→ Supplied entries:
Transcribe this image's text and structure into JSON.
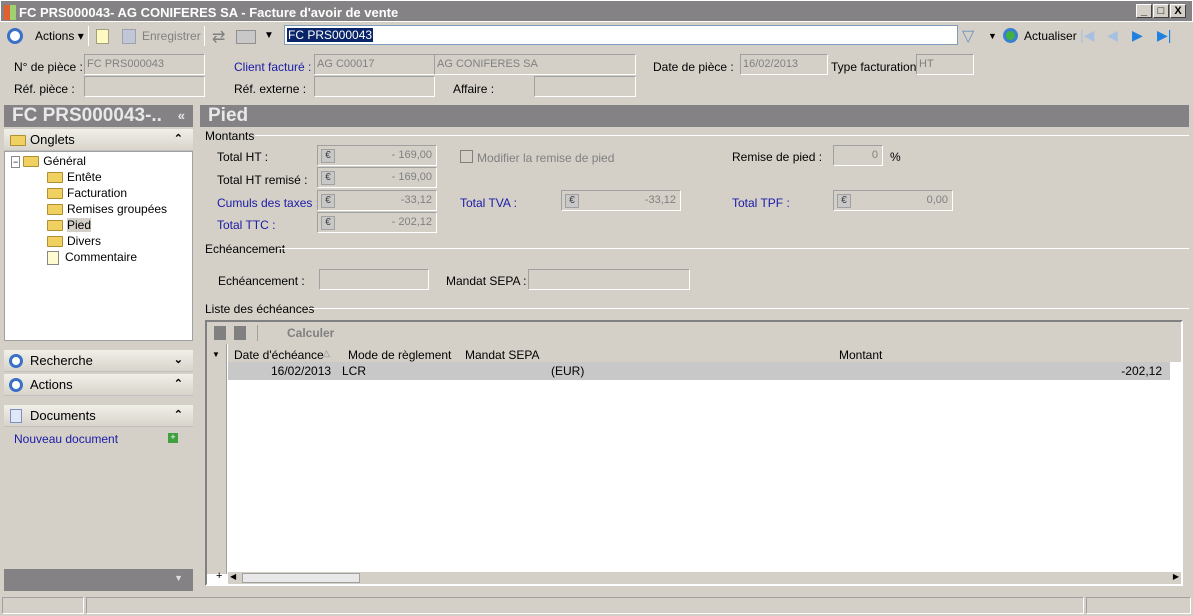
{
  "window": {
    "title": "FC PRS000043- AG CONIFERES SA -  Facture d'avoir de vente",
    "min": "_",
    "max": "□",
    "close": "X"
  },
  "toolbar": {
    "actions": "Actions",
    "save": "Enregistrer",
    "search_value": "FC PRS000043",
    "refresh": "Actualiser"
  },
  "header": {
    "num_piece_label": "N° de pièce :",
    "num_piece": "FC PRS000043",
    "ref_piece_label": "Réf. pièce :",
    "ref_piece": "",
    "client_label": "Client facturé :",
    "client_code": "AG C00017",
    "client_name": "AG CONIFERES SA",
    "ref_ext_label": "Réf. externe :",
    "affaire_label": "Affaire :",
    "date_label": "Date de  pièce :",
    "date": "16/02/2013",
    "type_label": "Type facturation :",
    "type": "HT"
  },
  "sidebar": {
    "title": "FC PRS000043-..",
    "collapse": "«",
    "onglets": "Onglets",
    "tree": [
      {
        "label": "Général"
      },
      {
        "label": "Entête"
      },
      {
        "label": "Facturation"
      },
      {
        "label": "Remises groupées"
      },
      {
        "label": "Pied"
      },
      {
        "label": "Divers"
      },
      {
        "label": "Commentaire"
      }
    ],
    "recherche": "Recherche",
    "actions": "Actions",
    "documents": "Documents",
    "new_doc": "Nouveau document"
  },
  "main": {
    "title": "Pied",
    "montants": "Montants",
    "total_ht_label": "Total HT :",
    "total_ht": "- 169,00",
    "total_ht_remise_label": "Total HT remisé :",
    "total_ht_remise": "- 169,00",
    "cumuls_label": "Cumuls des taxes :",
    "cumuls": "-33,12",
    "ttc_label": "Total TTC :",
    "ttc": "- 202,12",
    "modifier_remise": "Modifier la remise de pied",
    "tva_label": "Total TVA :",
    "tva": "-33,12",
    "remise_label": "Remise de pied :",
    "remise": "0",
    "pct": "%",
    "tpf_label": "Total TPF :",
    "tpf": "0,00",
    "echeancement_grp": "Echéancement",
    "echeancement_label": "Echéancement :",
    "mandat_label": "Mandat SEPA :",
    "liste": "Liste des échéances",
    "calculer": "Calculer",
    "columns": [
      "Date d'échéance",
      "Mode de règlement",
      "Mandat SEPA",
      "Montant"
    ],
    "rows": [
      {
        "date": "16/02/2013",
        "mode": "LCR",
        "mandat": "(EUR)",
        "montant": "-202,12"
      }
    ]
  }
}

→ Stated task:
Print the complete listing exactly, apart from any pictures.

→ Answer for this exercise:
Transcribe this image's text and structure into JSON.
{
  "window": {
    "title": "FC PRS000043- AG CONIFERES SA -  Facture d'avoir de vente",
    "min": "_",
    "max": "□",
    "close": "X"
  },
  "toolbar": {
    "actions": "Actions",
    "save": "Enregistrer",
    "search_value": "FC PRS000043",
    "refresh": "Actualiser"
  },
  "header": {
    "num_piece_label": "N° de pièce :",
    "num_piece": "FC PRS000043",
    "ref_piece_label": "Réf. pièce :",
    "ref_piece": "",
    "client_label": "Client facturé :",
    "client_code": "AG C00017",
    "client_name": "AG CONIFERES SA",
    "ref_ext_label": "Réf. externe :",
    "affaire_label": "Affaire :",
    "date_label": "Date de  pièce :",
    "date": "16/02/2013",
    "type_label": "Type facturation :",
    "type": "HT"
  },
  "sidebar": {
    "title": "FC PRS000043-..",
    "collapse": "«",
    "onglets": "Onglets",
    "tree": [
      {
        "label": "Général"
      },
      {
        "label": "Entête"
      },
      {
        "label": "Facturation"
      },
      {
        "label": "Remises groupées"
      },
      {
        "label": "Pied"
      },
      {
        "label": "Divers"
      },
      {
        "label": "Commentaire"
      }
    ],
    "recherche": "Recherche",
    "actions": "Actions",
    "documents": "Documents",
    "new_doc": "Nouveau document"
  },
  "main": {
    "title": "Pied",
    "montants": "Montants",
    "total_ht_label": "Total HT :",
    "total_ht": "- 169,00",
    "total_ht_remise_label": "Total HT remisé :",
    "total_ht_remise": "- 169,00",
    "cumuls_label": "Cumuls des taxes :",
    "cumuls": "-33,12",
    "ttc_label": "Total TTC :",
    "ttc": "- 202,12",
    "modifier_remise": "Modifier la remise de pied",
    "tva_label": "Total TVA :",
    "tva": "-33,12",
    "remise_label": "Remise de pied :",
    "remise": "0",
    "pct": "%",
    "tpf_label": "Total TPF :",
    "tpf": "0,00",
    "echeancement_grp": "Echéancement",
    "echeancement_label": "Echéancement :",
    "mandat_label": "Mandat SEPA :",
    "liste": "Liste des échéances",
    "calculer": "Calculer",
    "columns": [
      "Date d'échéance",
      "Mode de règlement",
      "Mandat SEPA",
      "Montant"
    ],
    "rows": [
      {
        "date": "16/02/2013",
        "mode": "LCR",
        "mandat": "(EUR)",
        "montant": "-202,12"
      }
    ]
  }
}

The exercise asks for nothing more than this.